:: Stored records ::
[Begin]

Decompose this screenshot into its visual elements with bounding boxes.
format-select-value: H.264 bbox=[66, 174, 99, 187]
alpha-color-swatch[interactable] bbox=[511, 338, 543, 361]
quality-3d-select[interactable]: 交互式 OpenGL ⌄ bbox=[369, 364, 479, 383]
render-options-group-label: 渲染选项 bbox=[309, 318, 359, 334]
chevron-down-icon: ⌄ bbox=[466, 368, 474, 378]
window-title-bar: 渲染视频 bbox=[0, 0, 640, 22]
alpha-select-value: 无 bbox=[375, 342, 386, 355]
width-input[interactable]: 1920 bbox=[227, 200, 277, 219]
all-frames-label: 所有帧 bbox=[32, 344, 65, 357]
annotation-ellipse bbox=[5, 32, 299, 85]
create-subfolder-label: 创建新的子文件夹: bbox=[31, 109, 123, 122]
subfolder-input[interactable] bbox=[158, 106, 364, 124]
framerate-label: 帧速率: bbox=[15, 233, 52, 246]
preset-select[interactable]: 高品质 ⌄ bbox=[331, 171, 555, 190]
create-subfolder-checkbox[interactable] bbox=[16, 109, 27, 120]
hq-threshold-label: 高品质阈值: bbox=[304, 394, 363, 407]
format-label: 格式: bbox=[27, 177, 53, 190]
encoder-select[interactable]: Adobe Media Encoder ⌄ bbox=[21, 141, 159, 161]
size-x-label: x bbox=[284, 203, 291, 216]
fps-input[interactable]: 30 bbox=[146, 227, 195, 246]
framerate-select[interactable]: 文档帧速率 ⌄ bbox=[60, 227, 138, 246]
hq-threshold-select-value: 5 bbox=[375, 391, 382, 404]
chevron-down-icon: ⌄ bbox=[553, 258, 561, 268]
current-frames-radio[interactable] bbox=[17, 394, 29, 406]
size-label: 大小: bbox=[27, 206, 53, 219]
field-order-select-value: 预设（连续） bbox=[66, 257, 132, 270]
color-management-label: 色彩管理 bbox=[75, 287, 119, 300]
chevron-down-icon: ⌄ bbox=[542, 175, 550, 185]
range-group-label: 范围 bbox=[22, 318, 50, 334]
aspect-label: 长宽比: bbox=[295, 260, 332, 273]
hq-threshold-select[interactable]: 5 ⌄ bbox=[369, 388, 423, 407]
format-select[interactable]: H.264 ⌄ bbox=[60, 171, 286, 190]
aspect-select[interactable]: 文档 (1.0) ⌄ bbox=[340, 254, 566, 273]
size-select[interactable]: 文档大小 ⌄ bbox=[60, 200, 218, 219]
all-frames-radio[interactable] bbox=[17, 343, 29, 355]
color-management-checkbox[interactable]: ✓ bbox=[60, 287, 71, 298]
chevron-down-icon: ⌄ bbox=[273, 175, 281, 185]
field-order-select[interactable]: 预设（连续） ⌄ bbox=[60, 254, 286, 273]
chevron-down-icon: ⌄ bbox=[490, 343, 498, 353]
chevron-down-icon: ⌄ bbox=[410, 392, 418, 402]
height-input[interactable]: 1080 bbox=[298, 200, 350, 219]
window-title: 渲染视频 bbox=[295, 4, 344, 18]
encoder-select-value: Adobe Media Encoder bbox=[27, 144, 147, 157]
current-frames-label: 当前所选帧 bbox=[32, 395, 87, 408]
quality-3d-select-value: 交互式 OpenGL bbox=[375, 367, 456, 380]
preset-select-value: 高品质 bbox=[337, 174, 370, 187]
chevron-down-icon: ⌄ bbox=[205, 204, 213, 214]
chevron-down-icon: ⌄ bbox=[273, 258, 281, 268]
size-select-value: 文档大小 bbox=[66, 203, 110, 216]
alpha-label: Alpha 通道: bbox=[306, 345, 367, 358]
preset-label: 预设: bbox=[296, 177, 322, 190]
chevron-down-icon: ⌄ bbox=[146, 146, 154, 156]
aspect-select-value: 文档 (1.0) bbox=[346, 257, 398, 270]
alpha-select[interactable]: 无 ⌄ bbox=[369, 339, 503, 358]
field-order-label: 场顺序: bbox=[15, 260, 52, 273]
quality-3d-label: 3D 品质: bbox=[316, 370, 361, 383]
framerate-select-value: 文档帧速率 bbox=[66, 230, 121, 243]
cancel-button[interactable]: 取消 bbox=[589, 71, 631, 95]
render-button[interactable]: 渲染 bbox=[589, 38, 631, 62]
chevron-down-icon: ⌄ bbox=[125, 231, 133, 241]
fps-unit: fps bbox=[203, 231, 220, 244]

[End]

:: AIM ::
Write out every line of the stored records above, changing nothing.

:: TASK ANSWER ::
Decompose this screenshot into its visual elements with bounding boxes.
format-select-value: H.264 bbox=[66, 174, 99, 187]
alpha-color-swatch[interactable] bbox=[511, 338, 543, 361]
quality-3d-select[interactable]: 交互式 OpenGL ⌄ bbox=[369, 364, 479, 383]
render-options-group-label: 渲染选项 bbox=[309, 318, 359, 334]
chevron-down-icon: ⌄ bbox=[466, 368, 474, 378]
window-title-bar: 渲染视频 bbox=[0, 0, 640, 22]
alpha-select-value: 无 bbox=[375, 342, 386, 355]
width-input[interactable]: 1920 bbox=[227, 200, 277, 219]
all-frames-label: 所有帧 bbox=[32, 344, 65, 357]
annotation-ellipse bbox=[5, 32, 299, 85]
create-subfolder-label: 创建新的子文件夹: bbox=[31, 109, 123, 122]
subfolder-input[interactable] bbox=[158, 106, 364, 124]
framerate-label: 帧速率: bbox=[15, 233, 52, 246]
preset-select[interactable]: 高品质 ⌄ bbox=[331, 171, 555, 190]
create-subfolder-checkbox[interactable] bbox=[16, 109, 27, 120]
hq-threshold-label: 高品质阈值: bbox=[304, 394, 363, 407]
format-label: 格式: bbox=[27, 177, 53, 190]
encoder-select[interactable]: Adobe Media Encoder ⌄ bbox=[21, 141, 159, 161]
size-x-label: x bbox=[284, 203, 291, 216]
fps-input[interactable]: 30 bbox=[146, 227, 195, 246]
framerate-select[interactable]: 文档帧速率 ⌄ bbox=[60, 227, 138, 246]
hq-threshold-select-value: 5 bbox=[375, 391, 382, 404]
chevron-down-icon: ⌄ bbox=[553, 258, 561, 268]
current-frames-radio[interactable] bbox=[17, 394, 29, 406]
size-label: 大小: bbox=[27, 206, 53, 219]
field-order-select-value: 预设（连续） bbox=[66, 257, 132, 270]
color-management-label: 色彩管理 bbox=[75, 287, 119, 300]
chevron-down-icon: ⌄ bbox=[542, 175, 550, 185]
range-group-label: 范围 bbox=[22, 318, 50, 334]
aspect-label: 长宽比: bbox=[295, 260, 332, 273]
hq-threshold-select[interactable]: 5 ⌄ bbox=[369, 388, 423, 407]
format-select[interactable]: H.264 ⌄ bbox=[60, 171, 286, 190]
aspect-select[interactable]: 文档 (1.0) ⌄ bbox=[340, 254, 566, 273]
size-select[interactable]: 文档大小 ⌄ bbox=[60, 200, 218, 219]
all-frames-radio[interactable] bbox=[17, 343, 29, 355]
color-management-checkbox[interactable]: ✓ bbox=[60, 287, 71, 298]
chevron-down-icon: ⌄ bbox=[273, 175, 281, 185]
field-order-select[interactable]: 预设（连续） ⌄ bbox=[60, 254, 286, 273]
chevron-down-icon: ⌄ bbox=[490, 343, 498, 353]
chevron-down-icon: ⌄ bbox=[410, 392, 418, 402]
height-input[interactable]: 1080 bbox=[298, 200, 350, 219]
window-title: 渲染视频 bbox=[295, 4, 344, 18]
encoder-select-value: Adobe Media Encoder bbox=[27, 144, 147, 157]
current-frames-label: 当前所选帧 bbox=[32, 395, 87, 408]
quality-3d-select-value: 交互式 OpenGL bbox=[375, 367, 456, 380]
preset-select-value: 高品质 bbox=[337, 174, 370, 187]
chevron-down-icon: ⌄ bbox=[205, 204, 213, 214]
chevron-down-icon: ⌄ bbox=[273, 258, 281, 268]
size-select-value: 文档大小 bbox=[66, 203, 110, 216]
alpha-label: Alpha 通道: bbox=[306, 345, 367, 358]
preset-label: 预设: bbox=[296, 177, 322, 190]
chevron-down-icon: ⌄ bbox=[146, 146, 154, 156]
aspect-select-value: 文档 (1.0) bbox=[346, 257, 398, 270]
alpha-select[interactable]: 无 ⌄ bbox=[369, 339, 503, 358]
field-order-label: 场顺序: bbox=[15, 260, 52, 273]
quality-3d-label: 3D 品质: bbox=[316, 370, 361, 383]
framerate-select-value: 文档帧速率 bbox=[66, 230, 121, 243]
cancel-button[interactable]: 取消 bbox=[589, 71, 631, 95]
render-button[interactable]: 渲染 bbox=[589, 38, 631, 62]
chevron-down-icon: ⌄ bbox=[125, 231, 133, 241]
fps-unit: fps bbox=[203, 231, 220, 244]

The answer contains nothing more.